▶ _ZIEL 1_
Beantworten Sie anhand des Lesetextes zum Lieferkettengesetz:
(a) Von welchem Datum ist das inoffizielle Eckpunktepapier der beiden Bundesministerien?
(b) In welchem Monat und Jahr veröffentlichte der Rechtsausschuss des Europäischen Parlaments seinen Berichtsentwurf?
(c) Für welches Jahr hat die Europäische Kommission konkrete Gesetzesvorschläge angekündigt?
▶ _ZIEL 2_
Benennen Sie in den Zeilen, nicht im Lesetext, „interactable“ in „clickable“ um, und zwar zwischen der Zeile mit „previous-arrow-icon[interactable] <box>8 78“ und der Zeile mit „maximize-button[interactable]: □ <box>536“, beide eingeschlossen. Geben Sie nur diese Zeilen aus, im Übrigen unverändert.

***** LESETEXT

Das aus der Bundesregierung angekündigte Lieferkettengesetz ist in aller Munde und beinahe täglich in den Medien, obwohl formell noch nicht einmal das Gesetzgebungsverfahren begonnen hat. 

Tatsächlich laufen derzeit sogar zwei Gesetzesvorhaben parallel: Nicht nur in Deutschland, sondern auch auf EU-Ebene gibt es Pläne für ein Lieferkettengesetz. Noch ist unklar, in welchem Verhältnis die Bestimmungen zueinander stehen werden, sollten beide wie geplant in Kraft treten. Inhaltlich überschneiden sich die aktuellen Entwürfe allerdings in weiten Teilen. 

Gegenstand der Diskussion in Deutschland ist das inoffizielle Eckpunktepapier des Bundesarbeitsministeriums und des Bundesentwicklungsministeriums für ein „Bundesgesetz über die Stärkung der unternehmerischen Sorgfaltspflichten zur Vermeidung von Menschenrechtsverletzungen in globalen Wertschöpfungsketten (Sorgfaltspflichtengesetz)“ vom 10. März 2020. Ein offizieller Gesetzesentwurf liegt wegen Uneinigkeit in der Bundesregierung noch nicht vor.

Auf EU-Ebene hat der Rechtsausschuss des Europäischen Parlaments im September 2020 einen Berichtsentwurf mit Empfehlungen an die Europäische Kommission veröffentlicht, u. a. mit dem möglichen Text einer „Richtlinie über die Sorgfaltspflicht und Rechenschaftspflicht von Unternehmen“. Die Kommission hat für 2021 konkrete Gesetzesvorschläge zur Sorgfaltspflicht von Unternehmen in globalen Lieferketten angekündigt.

**********
***** EINGABEDATEN

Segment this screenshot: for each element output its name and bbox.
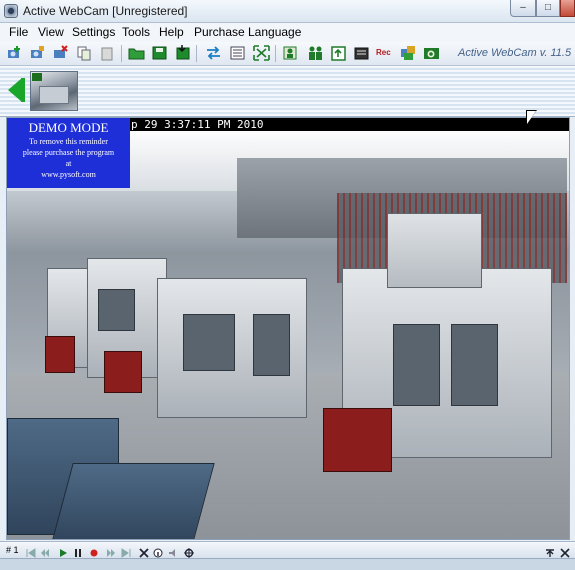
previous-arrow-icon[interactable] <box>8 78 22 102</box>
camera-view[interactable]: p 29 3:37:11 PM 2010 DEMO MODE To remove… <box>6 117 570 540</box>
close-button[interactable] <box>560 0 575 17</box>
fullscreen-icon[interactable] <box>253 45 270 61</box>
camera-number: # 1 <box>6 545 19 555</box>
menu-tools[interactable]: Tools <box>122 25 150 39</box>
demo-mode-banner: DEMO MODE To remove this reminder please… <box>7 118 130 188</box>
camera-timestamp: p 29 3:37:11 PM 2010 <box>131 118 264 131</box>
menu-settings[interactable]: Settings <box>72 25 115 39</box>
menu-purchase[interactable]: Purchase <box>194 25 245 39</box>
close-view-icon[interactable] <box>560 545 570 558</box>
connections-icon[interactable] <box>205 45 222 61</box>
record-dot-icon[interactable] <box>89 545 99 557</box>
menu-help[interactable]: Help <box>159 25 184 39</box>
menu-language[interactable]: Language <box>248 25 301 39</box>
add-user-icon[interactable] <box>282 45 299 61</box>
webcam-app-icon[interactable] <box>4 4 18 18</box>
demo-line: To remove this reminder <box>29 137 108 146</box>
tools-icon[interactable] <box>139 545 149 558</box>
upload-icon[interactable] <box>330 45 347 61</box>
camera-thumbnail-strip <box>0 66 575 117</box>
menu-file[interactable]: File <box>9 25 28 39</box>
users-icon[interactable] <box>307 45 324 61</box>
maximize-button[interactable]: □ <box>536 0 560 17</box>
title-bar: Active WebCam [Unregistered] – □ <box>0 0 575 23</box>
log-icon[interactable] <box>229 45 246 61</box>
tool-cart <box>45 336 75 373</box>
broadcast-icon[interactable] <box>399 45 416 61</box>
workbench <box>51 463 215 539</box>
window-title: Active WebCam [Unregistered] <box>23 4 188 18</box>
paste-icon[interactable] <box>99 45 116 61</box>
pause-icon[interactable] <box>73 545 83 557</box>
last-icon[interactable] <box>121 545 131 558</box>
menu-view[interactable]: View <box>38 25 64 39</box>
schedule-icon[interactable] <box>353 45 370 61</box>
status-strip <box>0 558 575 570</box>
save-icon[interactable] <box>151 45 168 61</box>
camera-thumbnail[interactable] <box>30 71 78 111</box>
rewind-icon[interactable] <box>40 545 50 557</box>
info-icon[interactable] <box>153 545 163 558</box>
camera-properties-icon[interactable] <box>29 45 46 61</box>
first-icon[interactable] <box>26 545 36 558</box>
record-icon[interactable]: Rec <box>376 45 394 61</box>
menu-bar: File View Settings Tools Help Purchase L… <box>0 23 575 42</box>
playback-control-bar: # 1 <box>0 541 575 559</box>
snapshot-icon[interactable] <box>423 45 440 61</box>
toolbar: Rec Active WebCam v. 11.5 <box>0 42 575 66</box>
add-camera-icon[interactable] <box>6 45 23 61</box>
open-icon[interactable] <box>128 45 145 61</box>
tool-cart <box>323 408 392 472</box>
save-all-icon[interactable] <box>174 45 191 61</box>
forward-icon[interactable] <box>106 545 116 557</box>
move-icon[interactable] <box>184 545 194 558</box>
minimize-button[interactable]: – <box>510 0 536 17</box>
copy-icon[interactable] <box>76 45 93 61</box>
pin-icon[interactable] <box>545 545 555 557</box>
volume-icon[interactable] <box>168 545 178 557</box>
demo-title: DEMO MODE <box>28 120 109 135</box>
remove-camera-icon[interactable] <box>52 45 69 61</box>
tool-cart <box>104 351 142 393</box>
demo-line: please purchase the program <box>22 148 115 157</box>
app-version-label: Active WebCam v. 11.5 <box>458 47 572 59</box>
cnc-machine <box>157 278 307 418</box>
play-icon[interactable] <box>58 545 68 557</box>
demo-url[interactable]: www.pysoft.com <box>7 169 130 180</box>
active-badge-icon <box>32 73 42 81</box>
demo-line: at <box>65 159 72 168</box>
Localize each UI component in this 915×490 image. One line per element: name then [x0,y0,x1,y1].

**********

▶ _ERWARTETE AUSGABE 1_
(a) Vom 10. März 2020.
(b) Im September 2020.
(c) Für 2021.

▶ _ERWARTETE AUSGABE 2_
previous-arrow-icon[clickable] <box>8 78 22 102</box>
camera-view[clickable]: p 29 3:37:11 PM 2010 DEMO MODE To remove… <box>6 117 570 540</box>
close-button[clickable] <box>560 0 575 17</box>
fullscreen-icon[clickable] <box>253 45 270 61</box>
camera-number: # 1 <box>6 545 19 555</box>
menu-tools[clickable]: Tools <box>122 25 150 39</box>
demo-mode-banner: DEMO MODE To remove this reminder please… <box>7 118 130 188</box>
camera-timestamp: p 29 3:37:11 PM 2010 <box>131 118 264 131</box>
menu-settings[clickable]: Settings <box>72 25 115 39</box>
menu-purchase[clickable]: Purchase <box>194 25 245 39</box>
close-view-icon[clickable] <box>560 545 570 558</box>
connections-icon[clickable] <box>205 45 222 61</box>
record-dot-icon[clickable] <box>89 545 99 557</box>
menu-help[clickable]: Help <box>159 25 184 39</box>
menu-language[clickable]: Language <box>248 25 301 39</box>
add-user-icon[clickable] <box>282 45 299 61</box>
webcam-app-icon[clickable] <box>4 4 18 18</box>
demo-line: To remove this reminder <box>29 137 108 146</box>
tools-icon[clickable] <box>139 545 149 558</box>
upload-icon[clickable] <box>330 45 347 61</box>
camera-thumbnail-strip <box>0 66 575 117</box>
menu-file[clickable]: File <box>9 25 28 39</box>
users-icon[clickable] <box>307 45 324 61</box>
maximize-button[clickable]: □ <box>536 0 560 17</box>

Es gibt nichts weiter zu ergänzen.